**Description of the task**. Go through the entries and copy every line that has the string "marker" in it.

Figure dataset records
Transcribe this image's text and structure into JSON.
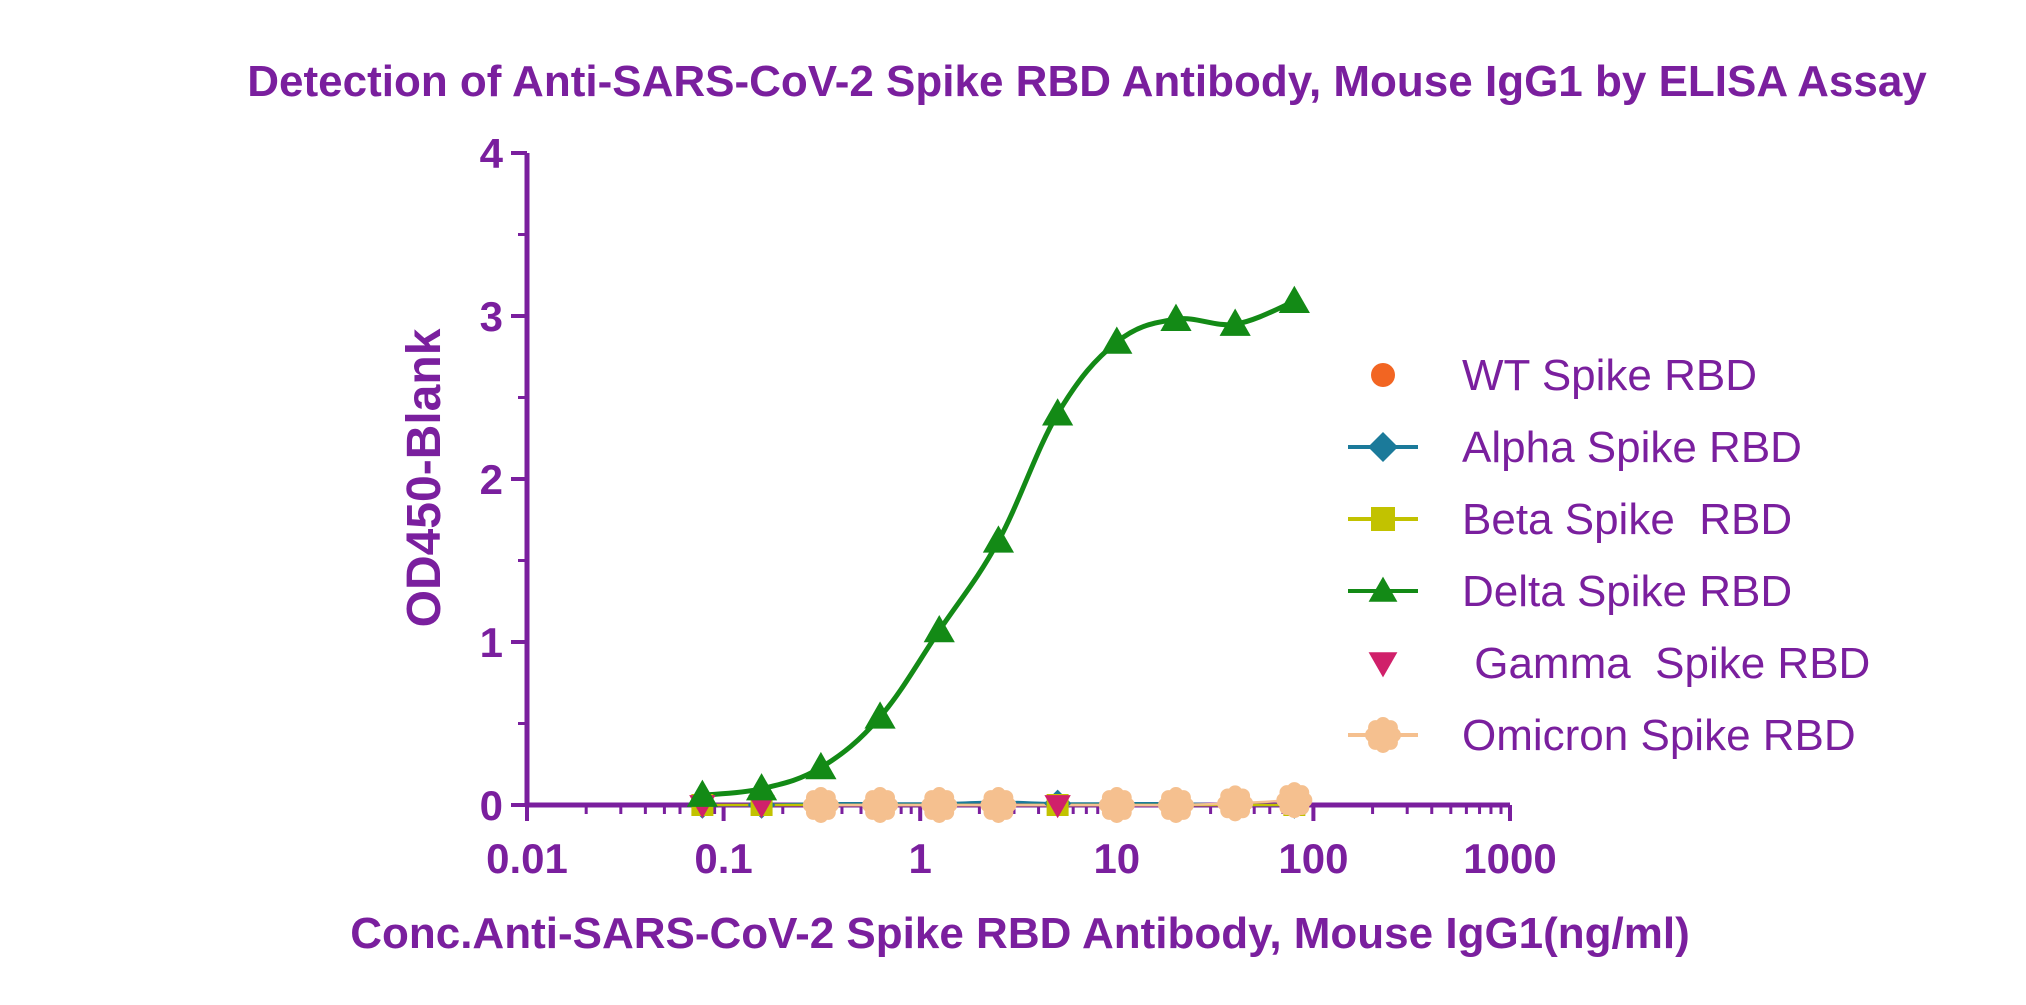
{
  "chart_data": {
    "type": "scatter",
    "title": "Detection of Anti-SARS-CoV-2 Spike RBD Antibody, Mouse IgG1 by ELISA Assay",
    "xlabel": "Conc.Anti-SARS-CoV-2 Spike RBD Antibody, Mouse IgG1(ng/ml)",
    "ylabel": "OD450-Blank",
    "x_scale": "log",
    "xlim": [
      0.01,
      1000
    ],
    "ylim": [
      0,
      4
    ],
    "x_ticks": [
      0.01,
      0.1,
      1,
      10,
      100,
      1000
    ],
    "x_tick_labels": [
      "0.01",
      "0.1",
      "1",
      "10",
      "100",
      "1000"
    ],
    "y_ticks": [
      0,
      1,
      2,
      3,
      4
    ],
    "y_tick_labels": [
      "0",
      "1",
      "2",
      "3",
      "4"
    ],
    "grid": false,
    "legend_position": "right",
    "colors": {
      "text": "#7a1f9e",
      "axis": "#7a1f9e"
    },
    "series": [
      {
        "name": "WT Spike RBD",
        "marker": "circle",
        "color": "#f26522",
        "line": false,
        "x": [
          0.078,
          0.156,
          0.3125,
          0.625,
          1.25,
          2.5,
          5,
          10,
          20,
          40,
          80
        ],
        "y": [
          0.0,
          0.0,
          0.0,
          0.0,
          0.0,
          0.0,
          0.0,
          0.0,
          0.01,
          0.02,
          0.04
        ]
      },
      {
        "name": "Alpha Spike RBD",
        "marker": "diamond",
        "color": "#1b7a9a",
        "line": true,
        "x": [
          0.078,
          0.156,
          0.3125,
          0.625,
          1.25,
          2.5,
          5,
          10,
          20,
          40,
          80
        ],
        "y": [
          0.0,
          0.0,
          0.01,
          0.01,
          0.01,
          0.02,
          0.01,
          0.01,
          0.01,
          0.0,
          0.0
        ]
      },
      {
        "name": "Beta Spike  RBD",
        "marker": "square",
        "color": "#c2c200",
        "line": true,
        "x": [
          0.078,
          0.156,
          0.3125,
          0.625,
          1.25,
          2.5,
          5,
          10,
          20,
          40,
          80
        ],
        "y": [
          0.0,
          0.0,
          0.0,
          0.0,
          0.0,
          0.0,
          0.0,
          0.0,
          0.0,
          0.0,
          0.0
        ]
      },
      {
        "name": "Delta Spike RBD",
        "marker": "triangle-up",
        "color": "#138a16",
        "line": true,
        "x": [
          0.078,
          0.156,
          0.3125,
          0.625,
          1.25,
          2.5,
          5,
          10,
          20,
          40,
          80
        ],
        "y": [
          0.06,
          0.1,
          0.23,
          0.54,
          1.07,
          1.62,
          2.4,
          2.84,
          2.98,
          2.95,
          3.09
        ]
      },
      {
        "name": " Gamma  Spike RBD",
        "marker": "triangle-down",
        "color": "#d0206a",
        "line": false,
        "x": [
          0.078,
          0.156,
          0.3125,
          0.625,
          1.25,
          2.5,
          5,
          10,
          20,
          40,
          80
        ],
        "y": [
          0.0,
          0.0,
          0.0,
          0.0,
          0.0,
          0.0,
          0.0,
          0.0,
          0.0,
          0.0,
          0.0
        ]
      },
      {
        "name": "Omicron Spike RBD",
        "marker": "flower",
        "color": "#f5c08f",
        "line": true,
        "x": [
          0.3125,
          0.625,
          1.25,
          2.5,
          10,
          20,
          40,
          80
        ],
        "y": [
          0.0,
          0.0,
          0.0,
          0.0,
          0.0,
          0.0,
          0.01,
          0.03
        ]
      }
    ]
  }
}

**Task answer**.
        "marker": "circle",
        "marker": "diamond",
        "marker": "square",
        "marker": "triangle-up",
        "marker": "triangle-down",
        "marker": "flower",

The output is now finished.